● DIRECTIVES
(A) Answer these questions from the article about Kiley Lotz and the album Magic Gone:
(i) What does the caption on the opossum meme say?
(ii) In what city is Lotz's home?
(iii) What is the name of side B of the album?
(B) Return each line of the listing that contains the word "panel".

● DOCUMENT SECTION
************

Kiley Lotz embraces her voice and her mess on 'Magic Gone'

Petal's Kiley Lotz is particularly fond of a meme depicting an opossum sitting atop a pile of refuse in a garbage can, baring its teeth and fiercely defending the trash. “Don't touch my garbage!” the caption reads.

It's a meme that some in Philadelphia have claimed as their own, as if the opossum is one of Lotz's fellow Philly residents defending its flawed-yet-beloved city. Lotz feels similarly to the opossum when she thinks about the songs on her recent soul-baring album, Magic Gone.

“This is my mess. I endured it, and it's mine. It's my dumpster fire,” Lotz said recently by phone from her home in Philadelphia. “It's OK to own your feelings and own the space that you're occupying. There's nothing wrong with that. … I wrote these songs. I want to share them. I don't have to be embarrassed about that.”

Leading up to and since the release of Magic Gone last June, Lotz has been open about her mental health issues, particularly the depressive and panic disorders that led to intensive treatment in early 2017, a little more than a year after the release of her Run for Cover debut, Shame. When Lotz began to look at the songs for the next Petal album, she saw a stark difference between the confessional songs written before and after treatment, which led her to divide the record in half. Side A, “Tightrope Walker,” features pre-treatment songs, and side B, “Miracle Clinger,” consists of songs written in recovery.

“One of the first things that I knew about the record is what I wanted it to be called and how I wanted to structure it,” she said. “There was a pretty striking difference in the tone of what I was saying, but it was still sort of cohesive. I think about the records that I loved, and [Death Cab for Cutie's] Transatlanticism is one where if you don't listen to it straight through, you miss those really lovely nuances of how the songs flow into each other very intentionally. Those are the kind of records I want to make.”

************

● SOURCE DATA
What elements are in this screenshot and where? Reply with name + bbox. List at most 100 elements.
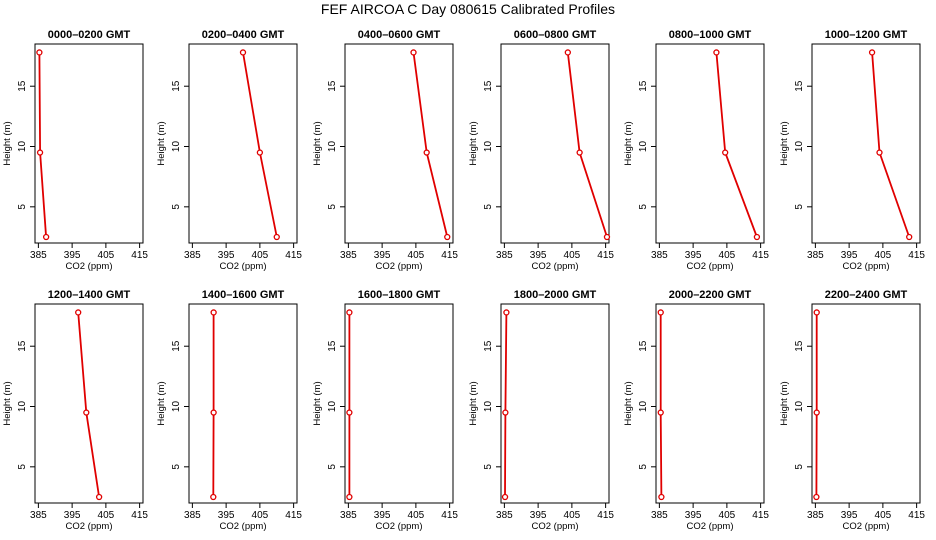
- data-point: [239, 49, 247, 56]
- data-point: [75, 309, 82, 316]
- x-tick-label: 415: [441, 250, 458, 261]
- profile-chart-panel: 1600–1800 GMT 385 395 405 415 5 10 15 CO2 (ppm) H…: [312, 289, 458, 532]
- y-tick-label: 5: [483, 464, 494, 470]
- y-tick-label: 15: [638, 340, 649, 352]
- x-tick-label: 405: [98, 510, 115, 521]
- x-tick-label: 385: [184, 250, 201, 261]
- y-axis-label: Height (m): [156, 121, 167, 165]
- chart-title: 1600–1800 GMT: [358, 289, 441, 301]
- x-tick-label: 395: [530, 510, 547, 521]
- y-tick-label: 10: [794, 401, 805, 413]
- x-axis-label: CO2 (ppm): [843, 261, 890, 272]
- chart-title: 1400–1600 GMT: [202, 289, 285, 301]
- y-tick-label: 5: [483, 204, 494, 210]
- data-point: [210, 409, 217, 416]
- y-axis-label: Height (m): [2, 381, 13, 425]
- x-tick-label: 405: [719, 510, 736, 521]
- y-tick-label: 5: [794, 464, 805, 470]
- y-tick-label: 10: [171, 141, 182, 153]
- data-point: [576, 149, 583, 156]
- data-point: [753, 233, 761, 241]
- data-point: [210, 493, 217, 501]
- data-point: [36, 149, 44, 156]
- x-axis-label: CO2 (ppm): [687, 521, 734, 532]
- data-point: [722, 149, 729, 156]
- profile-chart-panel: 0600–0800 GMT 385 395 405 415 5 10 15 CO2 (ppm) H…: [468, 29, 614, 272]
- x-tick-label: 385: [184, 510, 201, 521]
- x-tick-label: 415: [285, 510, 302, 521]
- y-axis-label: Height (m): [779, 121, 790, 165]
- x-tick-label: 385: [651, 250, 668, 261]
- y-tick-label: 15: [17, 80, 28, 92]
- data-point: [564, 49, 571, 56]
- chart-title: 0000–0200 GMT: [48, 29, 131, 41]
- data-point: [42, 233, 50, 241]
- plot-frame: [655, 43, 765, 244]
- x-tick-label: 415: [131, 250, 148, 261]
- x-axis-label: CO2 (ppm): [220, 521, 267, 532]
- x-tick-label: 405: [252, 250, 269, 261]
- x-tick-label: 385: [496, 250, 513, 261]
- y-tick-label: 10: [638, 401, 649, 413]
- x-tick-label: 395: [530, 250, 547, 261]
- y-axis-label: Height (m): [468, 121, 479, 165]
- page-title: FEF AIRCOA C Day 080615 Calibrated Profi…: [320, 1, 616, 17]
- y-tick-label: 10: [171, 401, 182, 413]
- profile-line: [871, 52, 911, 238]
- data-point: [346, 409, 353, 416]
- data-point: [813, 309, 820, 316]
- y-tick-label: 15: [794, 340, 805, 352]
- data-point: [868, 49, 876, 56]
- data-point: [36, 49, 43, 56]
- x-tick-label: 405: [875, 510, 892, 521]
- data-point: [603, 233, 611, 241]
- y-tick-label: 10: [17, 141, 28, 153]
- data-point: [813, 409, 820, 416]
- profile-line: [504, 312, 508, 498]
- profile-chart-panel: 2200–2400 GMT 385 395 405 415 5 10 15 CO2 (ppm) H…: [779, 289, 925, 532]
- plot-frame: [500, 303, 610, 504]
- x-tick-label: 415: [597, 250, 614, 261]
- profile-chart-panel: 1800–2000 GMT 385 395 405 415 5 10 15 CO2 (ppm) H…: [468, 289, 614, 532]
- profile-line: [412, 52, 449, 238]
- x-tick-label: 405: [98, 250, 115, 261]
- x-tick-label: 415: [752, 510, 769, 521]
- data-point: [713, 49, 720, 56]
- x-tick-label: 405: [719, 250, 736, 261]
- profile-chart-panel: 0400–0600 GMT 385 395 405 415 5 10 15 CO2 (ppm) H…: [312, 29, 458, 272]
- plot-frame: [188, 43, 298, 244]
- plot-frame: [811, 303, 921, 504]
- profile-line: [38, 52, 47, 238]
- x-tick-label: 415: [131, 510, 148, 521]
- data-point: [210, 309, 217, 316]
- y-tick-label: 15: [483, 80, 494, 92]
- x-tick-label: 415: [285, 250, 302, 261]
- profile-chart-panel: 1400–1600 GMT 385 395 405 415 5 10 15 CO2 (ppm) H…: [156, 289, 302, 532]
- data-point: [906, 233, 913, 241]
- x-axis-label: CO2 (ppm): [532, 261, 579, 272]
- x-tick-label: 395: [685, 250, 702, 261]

************

● THE SOLUTIONS
(A)
(i) "Don't touch my garbage!"
(ii) Philadelphia
(iii) "Miracle Clinger"

(B)
- profile-chart-panel: 1600–1800 GMT 385 395 405 415 5 10 15 CO2 (ppm) H…: [312, 289, 458, 532]
- profile-chart-panel: 0600–0800 GMT 385 395 405 415 5 10 15 CO2 (ppm) H…: [468, 29, 614, 272]
- profile-chart-panel: 2200–2400 GMT 385 395 405 415 5 10 15 CO2 (ppm) H…: [779, 289, 925, 532]
- profile-chart-panel: 1800–2000 GMT 385 395 405 415 5 10 15 CO2 (ppm) H…: [468, 289, 614, 532]
- profile-chart-panel: 0400–0600 GMT 385 395 405 415 5 10 15 CO2 (ppm) H…: [312, 29, 458, 272]
- profile-chart-panel: 1400–1600 GMT 385 395 405 415 5 10 15 CO2 (ppm) H…: [156, 289, 302, 532]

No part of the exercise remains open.